**Job:** Extract every line that contains the string "text".
[START]
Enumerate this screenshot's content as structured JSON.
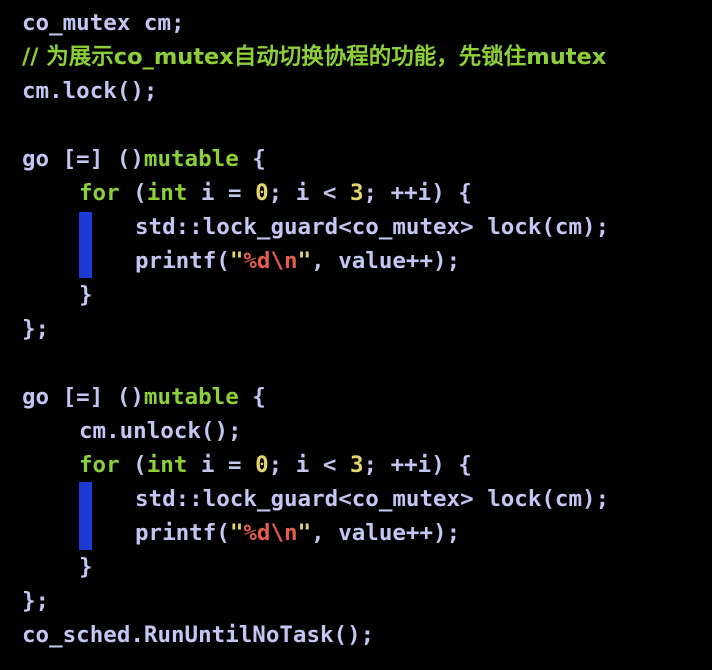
{
  "theme": {
    "background": "#000000",
    "foreground": "#c2c6f2",
    "keyword": "#8ccf38",
    "comment": "#8ccf38",
    "number": "#e3d66d",
    "string": "#e3d66d",
    "escape": "#e35c4c",
    "marker": "#1a3bd6"
  },
  "code": {
    "line1": {
      "text": "co_mutex cm;"
    },
    "line2": {
      "prefix": "// 为展示co_mutex自动切换协程的功能，先锁住mutex"
    },
    "line3": {
      "text": "cm.lock();"
    },
    "block1": {
      "go_head": "go [=] ()",
      "mutable": "mutable",
      "brace_open": " {",
      "for_kw": "for",
      "for_open": " (",
      "int_kw": "int",
      "for_mid1": " i = ",
      "zero": "0",
      "for_mid2": "; i < ",
      "three": "3",
      "for_tail": "; ++i) {",
      "guard": "std::lock_guard<co_mutex> lock(cm);",
      "printf_head": "printf(",
      "str_open": "\"",
      "fmt": "%d",
      "esc": "\\n",
      "str_close": "\"",
      "printf_tail": ", value++);",
      "inner_close": "}",
      "outer_close": "};"
    },
    "block2": {
      "go_head": "go [=] ()",
      "mutable": "mutable",
      "brace_open": " {",
      "unlock": "cm.unlock();",
      "for_kw": "for",
      "for_open": " (",
      "int_kw": "int",
      "for_mid1": " i = ",
      "zero": "0",
      "for_mid2": "; i < ",
      "three": "3",
      "for_tail": "; ++i) {",
      "guard": "std::lock_guard<co_mutex> lock(cm);",
      "printf_head": "printf(",
      "str_open": "\"",
      "fmt": "%d",
      "esc": "\\n",
      "str_close": "\"",
      "printf_tail": ", value++);",
      "inner_close": "}",
      "outer_close": "};"
    },
    "last_line": {
      "text": "co_sched.RunUntilNoTask();"
    }
  }
}
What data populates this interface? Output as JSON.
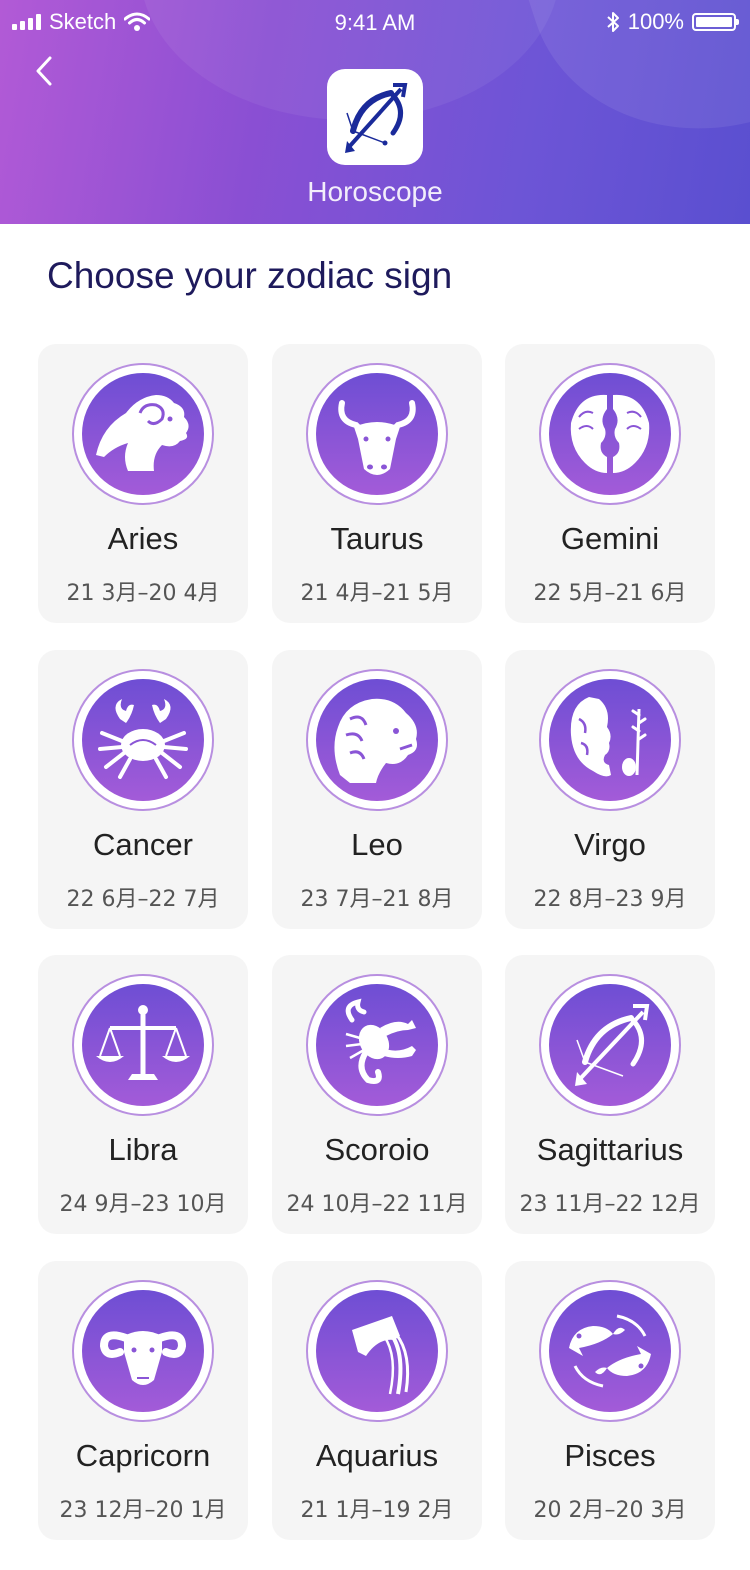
{
  "status_bar": {
    "carrier": "Sketch",
    "time": "9:41 AM",
    "battery": "100%"
  },
  "header": {
    "app_name": "Horoscope",
    "icon": "sagittarius-icon"
  },
  "page_title": "Choose your zodiac sign",
  "signs": [
    {
      "name": "Aries",
      "dates": "21 3月–20 4月",
      "icon": "aries-icon"
    },
    {
      "name": "Taurus",
      "dates": "21 4月–21 5月",
      "icon": "taurus-icon"
    },
    {
      "name": "Gemini",
      "dates": "22 5月–21 6月",
      "icon": "gemini-icon"
    },
    {
      "name": "Cancer",
      "dates": "22 6月–22 7月",
      "icon": "cancer-icon"
    },
    {
      "name": "Leo",
      "dates": "23 7月–21 8月",
      "icon": "leo-icon"
    },
    {
      "name": "Virgo",
      "dates": "22 8月–23 9月",
      "icon": "virgo-icon"
    },
    {
      "name": "Libra",
      "dates": "24 9月–23 10月",
      "icon": "libra-icon"
    },
    {
      "name": "Scoroio",
      "dates": "24 10月–22 11月",
      "icon": "scorpio-icon"
    },
    {
      "name": "Sagittarius",
      "dates": "23 11月–22 12月",
      "icon": "sagittarius-icon"
    },
    {
      "name": "Capricorn",
      "dates": "23 12月–20 1月",
      "icon": "capricorn-icon"
    },
    {
      "name": "Aquarius",
      "dates": "21 1月–19 2月",
      "icon": "aquarius-icon"
    },
    {
      "name": "Pisces",
      "dates": "20 2月–20 3月",
      "icon": "pisces-icon"
    }
  ],
  "colors": {
    "header_start": "#b25ad6",
    "header_end": "#5a4fd0",
    "title": "#1e1a5c",
    "medal_top": "#6e4ed4",
    "medal_bottom": "#a35bd8",
    "card_bg": "#f5f5f5"
  }
}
[END]
**Result:**
      "text": "co_mutex cm;"
      "text": "cm.lock();"
      "text": "co_sched.RunUntilNoTask();"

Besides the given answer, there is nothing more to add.